▶ [Instruction] Take the records underneath and set them down exactly.

▶ [Entries shown]
——

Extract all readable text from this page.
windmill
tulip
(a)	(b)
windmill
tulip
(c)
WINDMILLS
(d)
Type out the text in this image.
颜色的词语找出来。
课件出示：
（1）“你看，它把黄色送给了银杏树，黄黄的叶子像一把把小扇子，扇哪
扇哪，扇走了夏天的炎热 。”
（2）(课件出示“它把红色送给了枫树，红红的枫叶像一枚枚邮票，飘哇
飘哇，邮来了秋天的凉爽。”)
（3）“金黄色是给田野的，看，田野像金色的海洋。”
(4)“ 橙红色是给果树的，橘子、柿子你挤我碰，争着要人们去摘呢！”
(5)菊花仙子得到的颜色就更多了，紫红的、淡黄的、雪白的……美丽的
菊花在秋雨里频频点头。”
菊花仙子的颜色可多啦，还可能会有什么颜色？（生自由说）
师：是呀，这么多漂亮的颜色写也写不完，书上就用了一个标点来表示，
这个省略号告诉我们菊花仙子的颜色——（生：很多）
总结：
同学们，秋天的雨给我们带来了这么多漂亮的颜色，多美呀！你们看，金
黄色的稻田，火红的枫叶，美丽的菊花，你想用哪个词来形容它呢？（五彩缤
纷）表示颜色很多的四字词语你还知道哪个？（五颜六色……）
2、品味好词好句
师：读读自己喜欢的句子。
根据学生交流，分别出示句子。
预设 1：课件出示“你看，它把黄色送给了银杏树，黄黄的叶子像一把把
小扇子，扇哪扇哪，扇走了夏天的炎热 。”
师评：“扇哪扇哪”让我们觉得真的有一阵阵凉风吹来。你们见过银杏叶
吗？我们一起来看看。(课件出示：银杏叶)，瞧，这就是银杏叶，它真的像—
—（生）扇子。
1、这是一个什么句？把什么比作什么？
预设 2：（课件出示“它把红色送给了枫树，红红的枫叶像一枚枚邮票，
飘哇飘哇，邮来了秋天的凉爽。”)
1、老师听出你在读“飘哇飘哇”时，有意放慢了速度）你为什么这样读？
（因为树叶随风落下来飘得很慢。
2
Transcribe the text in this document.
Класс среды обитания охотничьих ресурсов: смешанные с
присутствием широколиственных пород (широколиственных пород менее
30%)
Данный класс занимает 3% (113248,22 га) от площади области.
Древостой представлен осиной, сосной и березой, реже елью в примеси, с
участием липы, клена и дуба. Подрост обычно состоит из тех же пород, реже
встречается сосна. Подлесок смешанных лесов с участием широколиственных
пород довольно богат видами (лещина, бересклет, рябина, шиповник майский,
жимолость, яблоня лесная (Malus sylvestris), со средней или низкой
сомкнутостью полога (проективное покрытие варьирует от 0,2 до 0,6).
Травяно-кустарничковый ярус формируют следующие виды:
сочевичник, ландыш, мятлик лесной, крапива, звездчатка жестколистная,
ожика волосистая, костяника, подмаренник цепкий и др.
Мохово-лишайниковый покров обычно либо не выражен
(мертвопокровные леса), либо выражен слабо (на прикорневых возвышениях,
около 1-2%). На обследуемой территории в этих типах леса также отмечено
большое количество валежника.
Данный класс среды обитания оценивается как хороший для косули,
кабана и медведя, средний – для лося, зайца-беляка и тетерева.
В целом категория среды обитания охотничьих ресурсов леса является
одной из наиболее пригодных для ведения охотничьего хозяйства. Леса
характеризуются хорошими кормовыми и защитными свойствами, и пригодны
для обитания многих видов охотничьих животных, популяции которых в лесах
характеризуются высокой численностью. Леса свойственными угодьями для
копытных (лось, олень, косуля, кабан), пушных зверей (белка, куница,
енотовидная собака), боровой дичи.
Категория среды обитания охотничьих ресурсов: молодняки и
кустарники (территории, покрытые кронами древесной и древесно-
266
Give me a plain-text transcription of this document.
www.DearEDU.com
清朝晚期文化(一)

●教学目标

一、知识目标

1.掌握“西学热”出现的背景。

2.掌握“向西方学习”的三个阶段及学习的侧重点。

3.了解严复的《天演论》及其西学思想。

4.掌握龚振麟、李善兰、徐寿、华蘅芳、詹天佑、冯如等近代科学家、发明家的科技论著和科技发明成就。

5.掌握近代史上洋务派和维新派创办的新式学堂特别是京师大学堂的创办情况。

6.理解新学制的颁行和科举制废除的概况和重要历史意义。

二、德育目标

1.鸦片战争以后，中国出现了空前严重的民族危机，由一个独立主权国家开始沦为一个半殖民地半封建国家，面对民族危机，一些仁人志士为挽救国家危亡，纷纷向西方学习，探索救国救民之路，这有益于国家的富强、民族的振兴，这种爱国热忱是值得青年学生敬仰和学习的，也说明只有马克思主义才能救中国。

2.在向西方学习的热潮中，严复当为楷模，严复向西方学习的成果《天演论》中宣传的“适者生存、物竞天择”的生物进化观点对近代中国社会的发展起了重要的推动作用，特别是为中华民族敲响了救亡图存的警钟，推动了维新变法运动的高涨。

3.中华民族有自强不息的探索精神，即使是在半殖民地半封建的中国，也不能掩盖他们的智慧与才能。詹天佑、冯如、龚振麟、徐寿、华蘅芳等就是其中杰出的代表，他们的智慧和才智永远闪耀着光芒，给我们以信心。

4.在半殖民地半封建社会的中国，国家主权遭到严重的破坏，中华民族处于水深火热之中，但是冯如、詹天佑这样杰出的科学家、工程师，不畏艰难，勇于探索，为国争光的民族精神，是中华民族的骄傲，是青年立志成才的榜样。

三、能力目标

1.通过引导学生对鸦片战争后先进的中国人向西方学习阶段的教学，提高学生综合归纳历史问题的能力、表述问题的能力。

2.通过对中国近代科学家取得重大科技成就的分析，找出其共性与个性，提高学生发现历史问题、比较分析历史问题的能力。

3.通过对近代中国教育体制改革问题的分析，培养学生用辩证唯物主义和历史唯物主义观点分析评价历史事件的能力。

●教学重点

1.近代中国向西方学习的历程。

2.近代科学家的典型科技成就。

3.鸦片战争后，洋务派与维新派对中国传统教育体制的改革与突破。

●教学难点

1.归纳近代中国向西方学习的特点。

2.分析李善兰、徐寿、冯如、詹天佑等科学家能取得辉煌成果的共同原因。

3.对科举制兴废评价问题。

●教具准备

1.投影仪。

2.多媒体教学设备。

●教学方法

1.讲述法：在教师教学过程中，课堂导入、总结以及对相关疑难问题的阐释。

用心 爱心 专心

——

▶ [Final result]
Extract all readable text from this page.
windmill
tulip
(a)	(b)
windmill
tulip
(c)
WINDMILLS
(d)
Type out the text in this image.
颜色的词语找出来。
课件出示：
（1）“你看，它把黄色送给了银杏树，黄黄的叶子像一把把小扇子，扇哪
扇哪，扇走了夏天的炎热 。”
（2）(课件出示“它把红色送给了枫树，红红的枫叶像一枚枚邮票，飘哇
飘哇，邮来了秋天的凉爽。”)
（3）“金黄色是给田野的，看，田野像金色的海洋。”
(4)“ 橙红色是给果树的，橘子、柿子你挤我碰，争着要人们去摘呢！”
(5)菊花仙子得到的颜色就更多了，紫红的、淡黄的、雪白的……美丽的
菊花在秋雨里频频点头。”
菊花仙子的颜色可多啦，还可能会有什么颜色？（生自由说）
师：是呀，这么多漂亮的颜色写也写不完，书上就用了一个标点来表示，
这个省略号告诉我们菊花仙子的颜色——（生：很多）
总结：
同学们，秋天的雨给我们带来了这么多漂亮的颜色，多美呀！你们看，金
黄色的稻田，火红的枫叶，美丽的菊花，你想用哪个词来形容它呢？（五彩缤
纷）表示颜色很多的四字词语你还知道哪个？（五颜六色……）
2、品味好词好句
师：读读自己喜欢的句子。
根据学生交流，分别出示句子。
预设 1：课件出示“你看，它把黄色送给了银杏树，黄黄的叶子像一把把
小扇子，扇哪扇哪，扇走了夏天的炎热 。”
师评：“扇哪扇哪”让我们觉得真的有一阵阵凉风吹来。你们见过银杏叶
吗？我们一起来看看。(课件出示：银杏叶)，瞧，这就是银杏叶，它真的像—
—（生）扇子。
1、这是一个什么句？把什么比作什么？
预设 2：（课件出示“它把红色送给了枫树，红红的枫叶像一枚枚邮票，
飘哇飘哇，邮来了秋天的凉爽。”)
1、老师听出你在读“飘哇飘哇”时，有意放慢了速度）你为什么这样读？
（因为树叶随风落下来飘得很慢。
2
Transcribe the text in this document.
Класс среды обитания охотничьих ресурсов: смешанные с
присутствием широколиственных пород (широколиственных пород менее
30%)
Данный класс занимает 3% (113248,22 га) от площади области.
Древостой представлен осиной, сосной и березой, реже елью в примеси, с
участием липы, клена и дуба. Подрост обычно состоит из тех же пород, реже
встречается сосна. Подлесок смешанных лесов с участием широколиственных
пород довольно богат видами (лещина, бересклет, рябина, шиповник майский,
жимолость, яблоня лесная (Malus sylvestris), со средней или низкой
сомкнутостью полога (проективное покрытие варьирует от 0,2 до 0,6).
Травяно-кустарничковый ярус формируют следующие виды:
сочевичник, ландыш, мятлик лесной, крапива, звездчатка жестколистная,
ожика волосистая, костяника, подмаренник цепкий и др.
Мохово-лишайниковый покров обычно либо не выражен
(мертвопокровные леса), либо выражен слабо (на прикорневых возвышениях,
около 1-2%). На обследуемой территории в этих типах леса также отмечено
большое количество валежника.
Данный класс среды обитания оценивается как хороший для косули,
кабана и медведя, средний – для лося, зайца-беляка и тетерева.
В целом категория среды обитания охотничьих ресурсов леса является
одной из наиболее пригодных для ведения охотничьего хозяйства. Леса
характеризуются хорошими кормовыми и защитными свойствами, и пригодны
для обитания многих видов охотничьих животных, популяции которых в лесах
характеризуются высокой численностью. Леса свойственными угодьями для
копытных (лось, олень, косуля, кабан), пушных зверей (белка, куница,
енотовидная собака), боровой дичи.
Категория среды обитания охотничьих ресурсов: молодняки и
кустарники (территории, покрытые кронами древесной и древесно-
266
Give me a plain-text transcription of this document.
www.DearEDU.com
清朝晚期文化(一)

●教学目标

一、知识目标

1.掌握“西学热”出现的背景。

2.掌握“向西方学习”的三个阶段及学习的侧重点。

3.了解严复的《天演论》及其西学思想。

4.掌握龚振麟、李善兰、徐寿、华蘅芳、詹天佑、冯如等近代科学家、发明家的科技论著和科技发明成就。

5.掌握近代史上洋务派和维新派创办的新式学堂特别是京师大学堂的创办情况。

6.理解新学制的颁行和科举制废除的概况和重要历史意义。

二、德育目标

1.鸦片战争以后，中国出现了空前严重的民族危机，由一个独立主权国家开始沦为一个半殖民地半封建国家，面对民族危机，一些仁人志士为挽救国家危亡，纷纷向西方学习，探索救国救民之路，这有益于国家的富强、民族的振兴，这种爱国热忱是值得青年学生敬仰和学习的，也说明只有马克思主义才能救中国。

2.在向西方学习的热潮中，严复当为楷模，严复向西方学习的成果《天演论》中宣传的“适者生存、物竞天择”的生物进化观点对近代中国社会的发展起了重要的推动作用，特别是为中华民族敲响了救亡图存的警钟，推动了维新变法运动的高涨。

3.中华民族有自强不息的探索精神，即使是在半殖民地半封建的中国，也不能掩盖他们的智慧与才能。詹天佑、冯如、龚振麟、徐寿、华蘅芳等就是其中杰出的代表，他们的智慧和才智永远闪耀着光芒，给我们以信心。

4.在半殖民地半封建社会的中国，国家主权遭到严重的破坏，中华民族处于水深火热之中，但是冯如、詹天佑这样杰出的科学家、工程师，不畏艰难，勇于探索，为国争光的民族精神，是中华民族的骄傲，是青年立志成才的榜样。

三、能力目标

1.通过引导学生对鸦片战争后先进的中国人向西方学习阶段的教学，提高学生综合归纳历史问题的能力、表述问题的能力。

2.通过对中国近代科学家取得重大科技成就的分析，找出其共性与个性，提高学生发现历史问题、比较分析历史问题的能力。

3.通过对近代中国教育体制改革问题的分析，培养学生用辩证唯物主义和历史唯物主义观点分析评价历史事件的能力。

●教学重点

1.近代中国向西方学习的历程。

2.近代科学家的典型科技成就。

3.鸦片战争后，洋务派与维新派对中国传统教育体制的改革与突破。

●教学难点

1.归纳近代中国向西方学习的特点。

2.分析李善兰、徐寿、冯如、詹天佑等科学家能取得辉煌成果的共同原因。

3.对科举制兴废评价问题。

●教具准备

1.投影仪。

2.多媒体教学设备。

●教学方法

1.讲述法：在教师教学过程中，课堂导入、总结以及对相关疑难问题的阐释。

用心 爱心 专心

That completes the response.